• Bacaan yang diberikan:
○ ○ ○ ○

Mengaktivasi Peran Gen Z Dalam Perjuangan dan Dakwah Islam 

Opini97 Views

 

Penulis: Anisa | Aktivis Remaja

 

RADARINDONESIANEWS.COM, JAKARTA– Sejatinya, pemuda atau yang sering disebut Gen Z itu merupakan generasi yang penuh dengan semangat, generasi penerus dan generasi yang identik dengan perubahan. Mereka mempunyai banyak peran sebagai agen pengubah (Agen Of Change). Harusnya mereka mampu untuk melakukan perubahan hakiki dan mendakwahkan Islam kaffah di tengah umat.

Namun seperti yang kita lihat pada hari ini, generasi tersebut jauh dari kata mampu bahkan sangat jauh dari nilai nilai Islam itu sendiri, karena banyaknya persoalan yang mereka hadapi.

○ ○ ○ ○

Bagian dari berkas data
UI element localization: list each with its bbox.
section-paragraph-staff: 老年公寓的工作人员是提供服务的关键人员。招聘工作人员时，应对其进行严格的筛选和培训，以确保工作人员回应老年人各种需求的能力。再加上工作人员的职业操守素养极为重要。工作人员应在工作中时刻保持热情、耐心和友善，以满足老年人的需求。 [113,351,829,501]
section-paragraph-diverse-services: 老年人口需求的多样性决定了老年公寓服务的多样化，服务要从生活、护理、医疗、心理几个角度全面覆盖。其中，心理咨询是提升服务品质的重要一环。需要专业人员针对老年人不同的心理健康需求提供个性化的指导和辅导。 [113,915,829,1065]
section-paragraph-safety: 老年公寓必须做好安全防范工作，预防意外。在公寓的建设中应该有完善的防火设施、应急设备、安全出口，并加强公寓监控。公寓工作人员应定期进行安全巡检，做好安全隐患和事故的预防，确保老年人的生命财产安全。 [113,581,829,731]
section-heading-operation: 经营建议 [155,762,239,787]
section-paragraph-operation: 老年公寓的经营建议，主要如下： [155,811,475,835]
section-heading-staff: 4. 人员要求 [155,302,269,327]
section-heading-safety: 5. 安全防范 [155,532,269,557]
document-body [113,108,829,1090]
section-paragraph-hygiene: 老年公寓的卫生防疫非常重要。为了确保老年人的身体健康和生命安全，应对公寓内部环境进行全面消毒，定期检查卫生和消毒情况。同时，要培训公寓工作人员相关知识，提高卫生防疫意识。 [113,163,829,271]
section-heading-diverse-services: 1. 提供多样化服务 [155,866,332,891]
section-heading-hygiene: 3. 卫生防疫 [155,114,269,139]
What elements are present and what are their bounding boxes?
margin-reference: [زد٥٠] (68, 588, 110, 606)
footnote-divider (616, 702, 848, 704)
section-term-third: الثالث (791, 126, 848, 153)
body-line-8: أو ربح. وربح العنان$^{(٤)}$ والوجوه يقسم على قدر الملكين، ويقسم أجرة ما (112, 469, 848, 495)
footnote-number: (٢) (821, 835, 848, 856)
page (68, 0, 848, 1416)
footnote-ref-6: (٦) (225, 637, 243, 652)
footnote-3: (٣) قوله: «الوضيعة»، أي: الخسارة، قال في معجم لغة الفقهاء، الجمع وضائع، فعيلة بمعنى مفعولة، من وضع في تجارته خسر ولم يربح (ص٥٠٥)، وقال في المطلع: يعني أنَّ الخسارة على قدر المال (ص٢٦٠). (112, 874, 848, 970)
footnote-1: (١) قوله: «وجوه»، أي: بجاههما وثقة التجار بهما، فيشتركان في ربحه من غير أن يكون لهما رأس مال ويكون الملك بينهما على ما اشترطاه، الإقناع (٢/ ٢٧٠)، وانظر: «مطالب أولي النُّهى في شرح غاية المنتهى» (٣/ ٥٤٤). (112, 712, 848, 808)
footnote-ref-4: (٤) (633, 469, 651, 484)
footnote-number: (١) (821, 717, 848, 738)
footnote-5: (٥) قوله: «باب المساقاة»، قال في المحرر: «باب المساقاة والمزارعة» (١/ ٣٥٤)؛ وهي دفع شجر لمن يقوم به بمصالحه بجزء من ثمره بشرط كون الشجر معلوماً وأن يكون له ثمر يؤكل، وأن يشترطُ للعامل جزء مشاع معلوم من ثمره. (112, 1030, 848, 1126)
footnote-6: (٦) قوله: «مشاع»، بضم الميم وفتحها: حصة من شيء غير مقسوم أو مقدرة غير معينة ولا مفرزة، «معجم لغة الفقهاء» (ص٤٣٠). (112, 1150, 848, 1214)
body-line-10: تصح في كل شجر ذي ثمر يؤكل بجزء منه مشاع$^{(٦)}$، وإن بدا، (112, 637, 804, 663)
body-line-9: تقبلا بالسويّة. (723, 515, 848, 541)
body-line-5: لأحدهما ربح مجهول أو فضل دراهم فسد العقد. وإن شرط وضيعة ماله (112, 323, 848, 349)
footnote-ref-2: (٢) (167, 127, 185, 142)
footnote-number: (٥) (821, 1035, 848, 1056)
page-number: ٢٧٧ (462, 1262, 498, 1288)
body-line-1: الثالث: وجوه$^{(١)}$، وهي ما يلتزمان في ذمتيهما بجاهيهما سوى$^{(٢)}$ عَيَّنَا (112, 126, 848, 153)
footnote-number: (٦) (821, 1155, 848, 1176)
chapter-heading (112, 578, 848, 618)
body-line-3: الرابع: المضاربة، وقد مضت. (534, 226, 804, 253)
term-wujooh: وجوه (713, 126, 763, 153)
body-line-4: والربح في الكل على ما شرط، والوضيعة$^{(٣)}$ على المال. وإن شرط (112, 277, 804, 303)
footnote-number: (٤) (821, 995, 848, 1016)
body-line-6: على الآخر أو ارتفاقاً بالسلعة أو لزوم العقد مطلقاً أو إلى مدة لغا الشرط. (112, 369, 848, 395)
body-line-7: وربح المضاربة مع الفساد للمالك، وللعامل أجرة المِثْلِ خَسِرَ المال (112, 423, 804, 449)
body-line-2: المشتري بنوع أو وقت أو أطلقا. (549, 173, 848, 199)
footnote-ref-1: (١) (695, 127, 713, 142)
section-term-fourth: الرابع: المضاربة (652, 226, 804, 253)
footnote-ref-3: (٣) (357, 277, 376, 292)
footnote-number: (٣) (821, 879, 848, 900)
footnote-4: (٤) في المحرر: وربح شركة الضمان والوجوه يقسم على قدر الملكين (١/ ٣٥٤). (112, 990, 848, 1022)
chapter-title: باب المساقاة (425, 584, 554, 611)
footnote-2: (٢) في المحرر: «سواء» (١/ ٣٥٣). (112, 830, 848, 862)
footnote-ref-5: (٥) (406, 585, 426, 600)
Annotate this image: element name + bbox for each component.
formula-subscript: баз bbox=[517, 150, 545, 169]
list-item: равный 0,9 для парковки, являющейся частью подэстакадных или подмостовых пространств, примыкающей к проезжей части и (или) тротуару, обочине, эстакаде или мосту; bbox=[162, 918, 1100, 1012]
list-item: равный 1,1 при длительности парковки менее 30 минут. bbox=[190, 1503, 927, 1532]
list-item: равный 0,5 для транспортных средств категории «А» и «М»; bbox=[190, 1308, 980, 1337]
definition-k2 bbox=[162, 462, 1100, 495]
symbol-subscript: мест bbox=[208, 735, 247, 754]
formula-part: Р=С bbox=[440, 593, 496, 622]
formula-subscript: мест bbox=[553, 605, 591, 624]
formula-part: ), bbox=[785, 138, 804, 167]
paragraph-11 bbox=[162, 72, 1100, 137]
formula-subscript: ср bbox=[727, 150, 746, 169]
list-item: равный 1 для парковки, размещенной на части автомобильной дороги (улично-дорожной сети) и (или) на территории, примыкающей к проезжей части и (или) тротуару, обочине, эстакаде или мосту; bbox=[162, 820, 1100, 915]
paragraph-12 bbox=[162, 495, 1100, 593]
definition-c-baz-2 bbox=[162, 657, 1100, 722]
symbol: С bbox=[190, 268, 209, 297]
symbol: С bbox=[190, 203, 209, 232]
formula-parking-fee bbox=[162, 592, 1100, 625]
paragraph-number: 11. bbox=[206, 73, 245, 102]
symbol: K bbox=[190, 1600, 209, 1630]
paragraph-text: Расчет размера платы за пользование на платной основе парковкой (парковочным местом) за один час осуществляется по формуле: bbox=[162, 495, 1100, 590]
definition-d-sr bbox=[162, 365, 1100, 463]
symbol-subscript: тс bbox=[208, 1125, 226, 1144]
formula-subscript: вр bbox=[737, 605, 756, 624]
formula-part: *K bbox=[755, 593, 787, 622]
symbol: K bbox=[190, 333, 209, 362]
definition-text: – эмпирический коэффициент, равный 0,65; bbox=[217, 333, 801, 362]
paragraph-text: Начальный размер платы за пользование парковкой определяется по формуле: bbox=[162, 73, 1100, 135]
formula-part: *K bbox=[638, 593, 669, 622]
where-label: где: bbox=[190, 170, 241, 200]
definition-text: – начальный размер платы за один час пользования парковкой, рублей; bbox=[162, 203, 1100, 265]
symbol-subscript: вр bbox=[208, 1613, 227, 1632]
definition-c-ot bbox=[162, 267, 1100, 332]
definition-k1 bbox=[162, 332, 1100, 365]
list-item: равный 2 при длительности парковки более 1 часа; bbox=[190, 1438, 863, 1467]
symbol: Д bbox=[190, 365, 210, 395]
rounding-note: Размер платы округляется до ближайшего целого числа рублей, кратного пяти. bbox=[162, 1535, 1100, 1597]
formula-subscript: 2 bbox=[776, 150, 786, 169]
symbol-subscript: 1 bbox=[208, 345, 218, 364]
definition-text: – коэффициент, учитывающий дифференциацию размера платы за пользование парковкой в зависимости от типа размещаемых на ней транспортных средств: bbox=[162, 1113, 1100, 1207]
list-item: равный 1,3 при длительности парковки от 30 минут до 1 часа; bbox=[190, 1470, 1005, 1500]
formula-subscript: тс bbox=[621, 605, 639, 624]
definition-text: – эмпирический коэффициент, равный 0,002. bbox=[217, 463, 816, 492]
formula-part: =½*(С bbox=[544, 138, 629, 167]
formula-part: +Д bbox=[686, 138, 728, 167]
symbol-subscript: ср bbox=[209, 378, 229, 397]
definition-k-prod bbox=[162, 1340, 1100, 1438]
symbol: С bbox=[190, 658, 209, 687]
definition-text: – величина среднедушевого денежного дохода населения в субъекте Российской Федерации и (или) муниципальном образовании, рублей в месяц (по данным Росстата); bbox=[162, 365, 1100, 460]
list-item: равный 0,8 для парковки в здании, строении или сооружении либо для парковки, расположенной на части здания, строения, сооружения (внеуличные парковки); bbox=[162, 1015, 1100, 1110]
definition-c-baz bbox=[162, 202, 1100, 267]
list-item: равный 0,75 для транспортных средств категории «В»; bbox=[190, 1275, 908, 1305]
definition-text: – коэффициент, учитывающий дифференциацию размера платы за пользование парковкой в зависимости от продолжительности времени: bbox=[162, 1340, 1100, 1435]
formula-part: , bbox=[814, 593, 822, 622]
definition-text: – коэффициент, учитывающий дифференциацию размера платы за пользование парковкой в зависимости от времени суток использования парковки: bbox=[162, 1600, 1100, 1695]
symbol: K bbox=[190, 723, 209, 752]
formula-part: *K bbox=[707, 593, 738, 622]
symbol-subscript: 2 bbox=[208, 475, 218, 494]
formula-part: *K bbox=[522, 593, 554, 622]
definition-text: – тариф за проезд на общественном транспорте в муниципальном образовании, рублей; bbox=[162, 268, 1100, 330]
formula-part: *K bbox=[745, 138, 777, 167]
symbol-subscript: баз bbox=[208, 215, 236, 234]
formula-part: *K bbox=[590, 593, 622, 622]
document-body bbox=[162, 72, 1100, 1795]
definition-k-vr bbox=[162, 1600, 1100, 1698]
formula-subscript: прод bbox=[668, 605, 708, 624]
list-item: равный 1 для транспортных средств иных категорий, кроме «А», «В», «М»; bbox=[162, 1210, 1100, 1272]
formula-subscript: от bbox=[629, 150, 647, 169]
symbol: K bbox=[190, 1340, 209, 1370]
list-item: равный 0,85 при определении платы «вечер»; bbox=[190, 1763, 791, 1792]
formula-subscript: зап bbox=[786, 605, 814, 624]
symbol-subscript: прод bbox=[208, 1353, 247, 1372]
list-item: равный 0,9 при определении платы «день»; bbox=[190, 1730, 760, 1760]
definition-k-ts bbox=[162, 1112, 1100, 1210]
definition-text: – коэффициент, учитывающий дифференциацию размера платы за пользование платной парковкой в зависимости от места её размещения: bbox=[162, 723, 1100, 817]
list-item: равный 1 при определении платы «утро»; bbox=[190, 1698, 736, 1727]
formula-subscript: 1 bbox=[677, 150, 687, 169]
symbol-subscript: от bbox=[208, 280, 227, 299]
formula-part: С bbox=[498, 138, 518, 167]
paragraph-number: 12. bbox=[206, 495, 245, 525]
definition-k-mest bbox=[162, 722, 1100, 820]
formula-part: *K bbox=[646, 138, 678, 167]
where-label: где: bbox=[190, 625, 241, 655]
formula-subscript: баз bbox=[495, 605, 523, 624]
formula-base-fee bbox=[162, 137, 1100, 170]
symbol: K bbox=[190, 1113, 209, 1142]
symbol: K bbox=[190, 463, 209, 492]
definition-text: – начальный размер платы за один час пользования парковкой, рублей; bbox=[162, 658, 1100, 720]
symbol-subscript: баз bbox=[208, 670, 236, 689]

○ ○ ○ ○

• Tujuan: Menurut bacaan yang diberikan, pemuda memiliki banyak peran sebagai apa?

• Hasil di bawah: Sebagai agen pengubah (Agen Of Change).